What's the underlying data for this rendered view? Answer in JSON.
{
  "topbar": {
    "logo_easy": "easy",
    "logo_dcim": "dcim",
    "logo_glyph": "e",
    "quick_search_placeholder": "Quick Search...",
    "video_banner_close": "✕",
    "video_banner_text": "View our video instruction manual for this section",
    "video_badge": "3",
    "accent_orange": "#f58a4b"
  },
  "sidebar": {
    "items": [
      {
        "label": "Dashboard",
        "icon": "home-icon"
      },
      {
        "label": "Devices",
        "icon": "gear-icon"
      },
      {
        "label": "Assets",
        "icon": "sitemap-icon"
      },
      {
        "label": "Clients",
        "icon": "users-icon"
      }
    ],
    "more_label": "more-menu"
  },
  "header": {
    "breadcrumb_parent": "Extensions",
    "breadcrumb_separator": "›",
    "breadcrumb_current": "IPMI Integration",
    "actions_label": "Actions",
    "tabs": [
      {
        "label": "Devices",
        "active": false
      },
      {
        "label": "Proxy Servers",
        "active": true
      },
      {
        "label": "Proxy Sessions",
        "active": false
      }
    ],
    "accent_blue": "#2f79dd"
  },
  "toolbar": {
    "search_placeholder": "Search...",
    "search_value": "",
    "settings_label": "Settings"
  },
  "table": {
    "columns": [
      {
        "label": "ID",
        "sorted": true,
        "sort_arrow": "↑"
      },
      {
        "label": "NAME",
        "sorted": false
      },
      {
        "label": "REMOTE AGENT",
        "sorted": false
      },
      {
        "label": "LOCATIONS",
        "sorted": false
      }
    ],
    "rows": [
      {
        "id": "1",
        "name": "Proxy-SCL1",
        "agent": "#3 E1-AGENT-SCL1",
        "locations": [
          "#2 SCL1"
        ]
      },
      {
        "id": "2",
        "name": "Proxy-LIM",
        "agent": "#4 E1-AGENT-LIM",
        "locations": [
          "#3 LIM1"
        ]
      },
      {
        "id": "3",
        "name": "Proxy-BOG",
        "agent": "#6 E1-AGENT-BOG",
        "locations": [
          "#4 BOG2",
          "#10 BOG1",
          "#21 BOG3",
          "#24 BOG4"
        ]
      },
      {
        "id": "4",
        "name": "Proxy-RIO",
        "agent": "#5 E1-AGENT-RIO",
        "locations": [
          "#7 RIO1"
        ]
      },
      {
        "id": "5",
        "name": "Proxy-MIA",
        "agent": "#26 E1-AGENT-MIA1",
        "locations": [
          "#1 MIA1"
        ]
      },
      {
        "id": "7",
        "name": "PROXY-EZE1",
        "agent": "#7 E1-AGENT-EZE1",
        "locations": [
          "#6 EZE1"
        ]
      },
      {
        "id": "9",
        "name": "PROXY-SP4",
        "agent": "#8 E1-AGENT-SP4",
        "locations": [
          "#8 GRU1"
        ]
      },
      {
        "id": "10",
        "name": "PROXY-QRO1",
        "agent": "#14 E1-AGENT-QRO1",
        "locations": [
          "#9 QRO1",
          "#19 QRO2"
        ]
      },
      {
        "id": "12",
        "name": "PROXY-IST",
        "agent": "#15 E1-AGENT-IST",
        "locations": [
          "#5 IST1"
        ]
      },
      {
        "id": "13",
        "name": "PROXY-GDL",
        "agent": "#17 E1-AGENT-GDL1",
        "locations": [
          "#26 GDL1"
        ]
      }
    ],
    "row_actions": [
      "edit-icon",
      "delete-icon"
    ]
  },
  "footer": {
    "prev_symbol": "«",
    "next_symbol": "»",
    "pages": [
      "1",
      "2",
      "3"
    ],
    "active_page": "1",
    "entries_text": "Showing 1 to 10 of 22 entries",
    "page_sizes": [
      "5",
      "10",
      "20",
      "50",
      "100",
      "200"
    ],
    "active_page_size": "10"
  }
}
■ ■ ■
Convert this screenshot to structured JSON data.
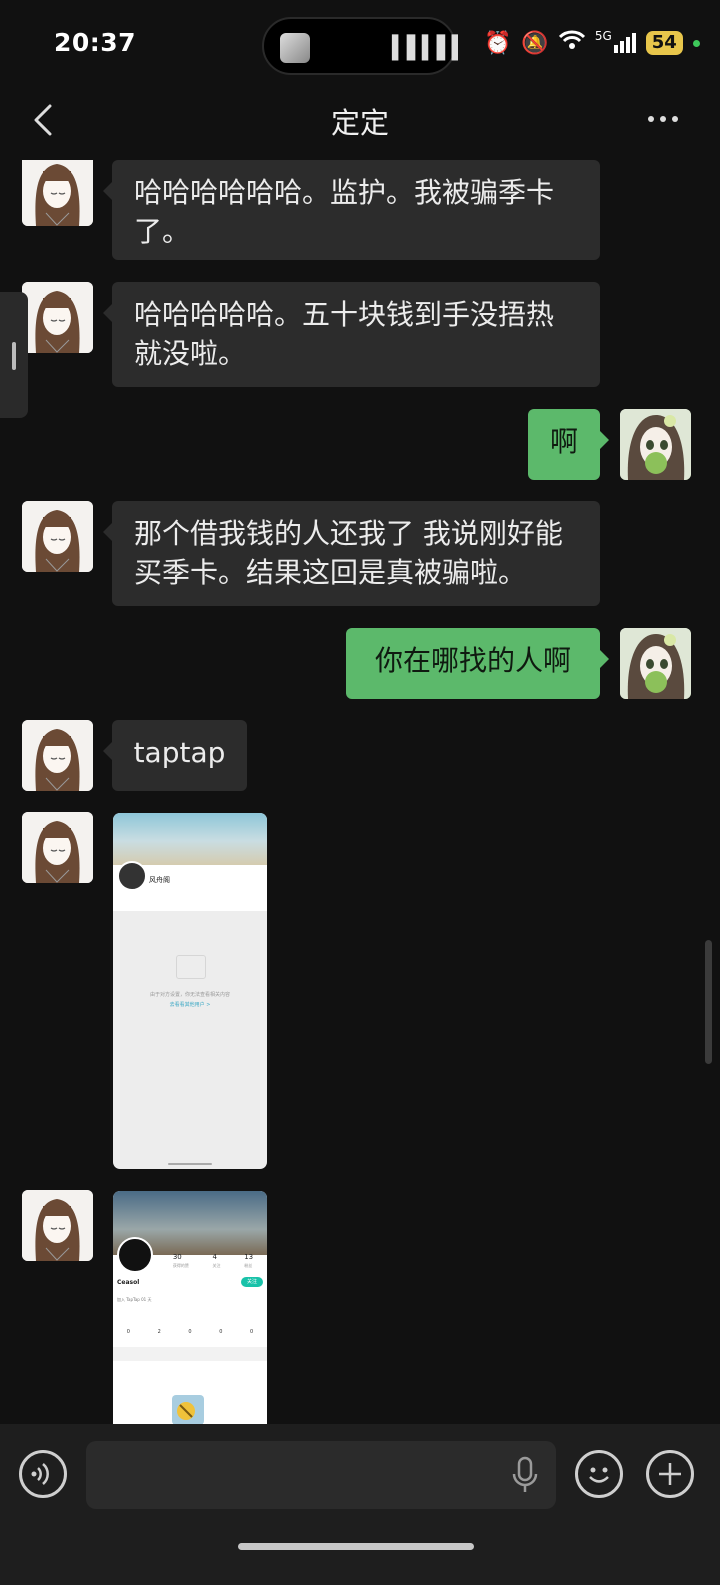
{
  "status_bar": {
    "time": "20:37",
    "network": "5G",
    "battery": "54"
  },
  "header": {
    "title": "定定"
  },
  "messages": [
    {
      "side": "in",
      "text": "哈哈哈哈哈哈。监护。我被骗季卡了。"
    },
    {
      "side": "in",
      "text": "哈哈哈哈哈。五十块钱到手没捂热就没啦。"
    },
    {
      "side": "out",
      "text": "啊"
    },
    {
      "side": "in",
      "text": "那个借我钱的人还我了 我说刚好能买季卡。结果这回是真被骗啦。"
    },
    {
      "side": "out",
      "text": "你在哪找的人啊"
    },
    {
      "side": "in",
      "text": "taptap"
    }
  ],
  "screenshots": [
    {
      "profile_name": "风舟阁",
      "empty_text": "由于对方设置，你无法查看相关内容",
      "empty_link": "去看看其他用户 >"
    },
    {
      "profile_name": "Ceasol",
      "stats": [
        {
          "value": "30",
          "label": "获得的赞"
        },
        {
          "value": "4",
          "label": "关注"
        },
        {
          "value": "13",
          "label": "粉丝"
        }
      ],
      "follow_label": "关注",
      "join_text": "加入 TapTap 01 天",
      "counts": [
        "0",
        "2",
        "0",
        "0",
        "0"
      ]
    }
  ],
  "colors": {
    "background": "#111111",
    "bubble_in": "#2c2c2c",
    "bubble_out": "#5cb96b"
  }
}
■ ■ ■
**Work required**: Identify the lines above that contain the word "this", then copy them.

**Task solution**:
What's the underlying data for this rendered view? Answer in JSON.
    "video_banner_text": "View our video instruction manual for this section",
Convert this screenshot to structured JSON data.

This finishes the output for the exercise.